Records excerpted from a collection
- - - -
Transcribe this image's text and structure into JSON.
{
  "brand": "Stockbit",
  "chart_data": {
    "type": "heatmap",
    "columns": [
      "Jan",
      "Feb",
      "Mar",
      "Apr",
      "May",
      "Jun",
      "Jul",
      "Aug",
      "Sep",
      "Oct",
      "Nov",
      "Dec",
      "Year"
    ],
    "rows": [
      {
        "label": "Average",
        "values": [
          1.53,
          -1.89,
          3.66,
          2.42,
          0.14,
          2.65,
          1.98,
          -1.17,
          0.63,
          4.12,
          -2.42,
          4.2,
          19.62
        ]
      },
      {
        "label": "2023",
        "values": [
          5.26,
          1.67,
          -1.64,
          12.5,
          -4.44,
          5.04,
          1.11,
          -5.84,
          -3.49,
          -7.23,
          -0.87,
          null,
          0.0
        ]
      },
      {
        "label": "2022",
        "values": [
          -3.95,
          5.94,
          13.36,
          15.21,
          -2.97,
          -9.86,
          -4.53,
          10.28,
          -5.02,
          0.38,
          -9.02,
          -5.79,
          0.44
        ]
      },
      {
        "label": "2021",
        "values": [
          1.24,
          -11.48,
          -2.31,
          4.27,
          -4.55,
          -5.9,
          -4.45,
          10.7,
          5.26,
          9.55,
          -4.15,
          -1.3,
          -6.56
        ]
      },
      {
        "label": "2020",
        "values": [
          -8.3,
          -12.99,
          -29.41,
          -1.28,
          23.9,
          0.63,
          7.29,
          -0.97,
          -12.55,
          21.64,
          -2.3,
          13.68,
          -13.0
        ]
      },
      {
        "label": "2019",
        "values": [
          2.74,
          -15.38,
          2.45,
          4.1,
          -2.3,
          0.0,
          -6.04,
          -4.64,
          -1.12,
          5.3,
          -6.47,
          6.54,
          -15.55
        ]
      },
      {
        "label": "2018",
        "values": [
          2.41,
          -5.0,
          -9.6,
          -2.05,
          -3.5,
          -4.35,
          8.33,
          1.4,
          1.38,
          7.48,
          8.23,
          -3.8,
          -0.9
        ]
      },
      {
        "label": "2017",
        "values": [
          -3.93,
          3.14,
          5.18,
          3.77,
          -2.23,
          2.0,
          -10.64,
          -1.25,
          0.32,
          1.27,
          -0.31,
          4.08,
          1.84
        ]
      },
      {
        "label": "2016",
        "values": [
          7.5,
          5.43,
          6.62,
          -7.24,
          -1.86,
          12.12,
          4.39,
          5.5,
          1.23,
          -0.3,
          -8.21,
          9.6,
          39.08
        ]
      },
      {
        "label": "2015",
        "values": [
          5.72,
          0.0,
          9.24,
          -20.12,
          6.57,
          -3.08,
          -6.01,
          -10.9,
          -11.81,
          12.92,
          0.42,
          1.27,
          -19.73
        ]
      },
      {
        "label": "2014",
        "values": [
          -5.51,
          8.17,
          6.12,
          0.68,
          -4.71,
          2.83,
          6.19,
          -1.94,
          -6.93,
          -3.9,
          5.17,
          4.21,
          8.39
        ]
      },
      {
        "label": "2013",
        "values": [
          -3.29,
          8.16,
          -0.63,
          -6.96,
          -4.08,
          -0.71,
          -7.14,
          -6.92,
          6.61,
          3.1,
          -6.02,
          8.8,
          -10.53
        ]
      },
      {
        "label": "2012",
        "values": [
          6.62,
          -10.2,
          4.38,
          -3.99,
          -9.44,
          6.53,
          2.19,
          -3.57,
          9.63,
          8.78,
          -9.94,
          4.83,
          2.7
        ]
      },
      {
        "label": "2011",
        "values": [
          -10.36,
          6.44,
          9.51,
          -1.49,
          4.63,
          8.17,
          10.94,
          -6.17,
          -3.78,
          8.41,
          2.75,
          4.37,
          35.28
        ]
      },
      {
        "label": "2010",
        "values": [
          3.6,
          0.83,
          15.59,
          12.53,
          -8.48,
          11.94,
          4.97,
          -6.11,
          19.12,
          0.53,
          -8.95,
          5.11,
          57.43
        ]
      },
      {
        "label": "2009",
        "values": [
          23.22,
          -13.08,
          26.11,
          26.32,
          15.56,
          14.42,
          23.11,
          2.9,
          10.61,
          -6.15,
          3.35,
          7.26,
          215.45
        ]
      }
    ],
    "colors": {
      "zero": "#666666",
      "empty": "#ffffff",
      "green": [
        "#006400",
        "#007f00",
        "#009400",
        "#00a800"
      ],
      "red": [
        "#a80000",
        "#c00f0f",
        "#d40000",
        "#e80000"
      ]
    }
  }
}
- - - -
__THE TASK__: Copy out every line of the data above, exactly as given.

__COMPLETE RESPONSE__:
Transcribe this image's text and structure into JSON.
{
  "brand": "Stockbit",
  "chart_data": {
    "type": "heatmap",
    "columns": [
      "Jan",
      "Feb",
      "Mar",
      "Apr",
      "May",
      "Jun",
      "Jul",
      "Aug",
      "Sep",
      "Oct",
      "Nov",
      "Dec",
      "Year"
    ],
    "rows": [
      {
        "label": "Average",
        "values": [
          1.53,
          -1.89,
          3.66,
          2.42,
          0.14,
          2.65,
          1.98,
          -1.17,
          0.63,
          4.12,
          -2.42,
          4.2,
          19.62
        ]
      },
      {
        "label": "2023",
        "values": [
          5.26,
          1.67,
          -1.64,
          12.5,
          -4.44,
          5.04,
          1.11,
          -5.84,
          -3.49,
          -7.23,
          -0.87,
          null,
          0.0
        ]
      },
      {
        "label": "2022",
        "values": [
          -3.95,
          5.94,
          13.36,
          15.21,
          -2.97,
          -9.86,
          -4.53,
          10.28,
          -5.02,
          0.38,
          -9.02,
          -5.79,
          0.44
        ]
      },
      {
        "label": "2021",
        "values": [
          1.24,
          -11.48,
          -2.31,
          4.27,
          -4.55,
          -5.9,
          -4.45,
          10.7,
          5.26,
          9.55,
          -4.15,
          -1.3,
          -6.56
        ]
      },
      {
        "label": "2020",
        "values": [
          -8.3,
          -12.99,
          -29.41,
          -1.28,
          23.9,
          0.63,
          7.29,
          -0.97,
          -12.55,
          21.64,
          -2.3,
          13.68,
          -13.0
        ]
      },
      {
        "label": "2019",
        "values": [
          2.74,
          -15.38,
          2.45,
          4.1,
          -2.3,
          0.0,
          -6.04,
          -4.64,
          -1.12,
          5.3,
          -6.47,
          6.54,
          -15.55
        ]
      },
      {
        "label": "2018",
        "values": [
          2.41,
          -5.0,
          -9.6,
          -2.05,
          -3.5,
          -4.35,
          8.33,
          1.4,
          1.38,
          7.48,
          8.23,
          -3.8,
          -0.9
        ]
      },
      {
        "label": "2017",
        "values": [
          -3.93,
          3.14,
          5.18,
          3.77,
          -2.23,
          2.0,
          -10.64,
          -1.25,
          0.32,
          1.27,
          -0.31,
          4.08,
          1.84
        ]
      },
      {
        "label": "2016",
        "values": [
          7.5,
          5.43,
          6.62,
          -7.24,
          -1.86,
          12.12,
          4.39,
          5.5,
          1.23,
          -0.3,
          -8.21,
          9.6,
          39.08
        ]
      },
      {
        "label": "2015",
        "values": [
          5.72,
          0.0,
          9.24,
          -20.12,
          6.57,
          -3.08,
          -6.01,
          -10.9,
          -11.81,
          12.92,
          0.42,
          1.27,
          -19.73
        ]
      },
      {
        "label": "2014",
        "values": [
          -5.51,
          8.17,
          6.12,
          0.68,
          -4.71,
          2.83,
          6.19,
          -1.94,
          -6.93,
          -3.9,
          5.17,
          4.21,
          8.39
        ]
      },
      {
        "label": "2013",
        "values": [
          -3.29,
          8.16,
          -0.63,
          -6.96,
          -4.08,
          -0.71,
          -7.14,
          -6.92,
          6.61,
          3.1,
          -6.02,
          8.8,
          -10.53
        ]
      },
      {
        "label": "2012",
        "values": [
          6.62,
          -10.2,
          4.38,
          -3.99,
          -9.44,
          6.53,
          2.19,
          -3.57,
          9.63,
          8.78,
          -9.94,
          4.83,
          2.7
        ]
      },
      {
        "label": "2011",
        "values": [
          -10.36,
          6.44,
          9.51,
          -1.49,
          4.63,
          8.17,
          10.94,
          -6.17,
          -3.78,
          8.41,
          2.75,
          4.37,
          35.28
        ]
      },
      {
        "label": "2010",
        "values": [
          3.6,
          0.83,
          15.59,
          12.53,
          -8.48,
          11.94,
          4.97,
          -6.11,
          19.12,
          0.53,
          -8.95,
          5.11,
          57.43
        ]
      },
      {
        "label": "2009",
        "values": [
          23.22,
          -13.08,
          26.11,
          26.32,
          15.56,
          14.42,
          23.11,
          2.9,
          10.61,
          -6.15,
          3.35,
          7.26,
          215.45
        ]
      }
    ],
    "colors": {
      "zero": "#666666",
      "empty": "#ffffff",
      "green": [
        "#006400",
        "#007f00",
        "#009400",
        "#00a800"
      ],
      "red": [
        "#a80000",
        "#c00f0f",
        "#d40000",
        "#e80000"
      ]
    }
  }
}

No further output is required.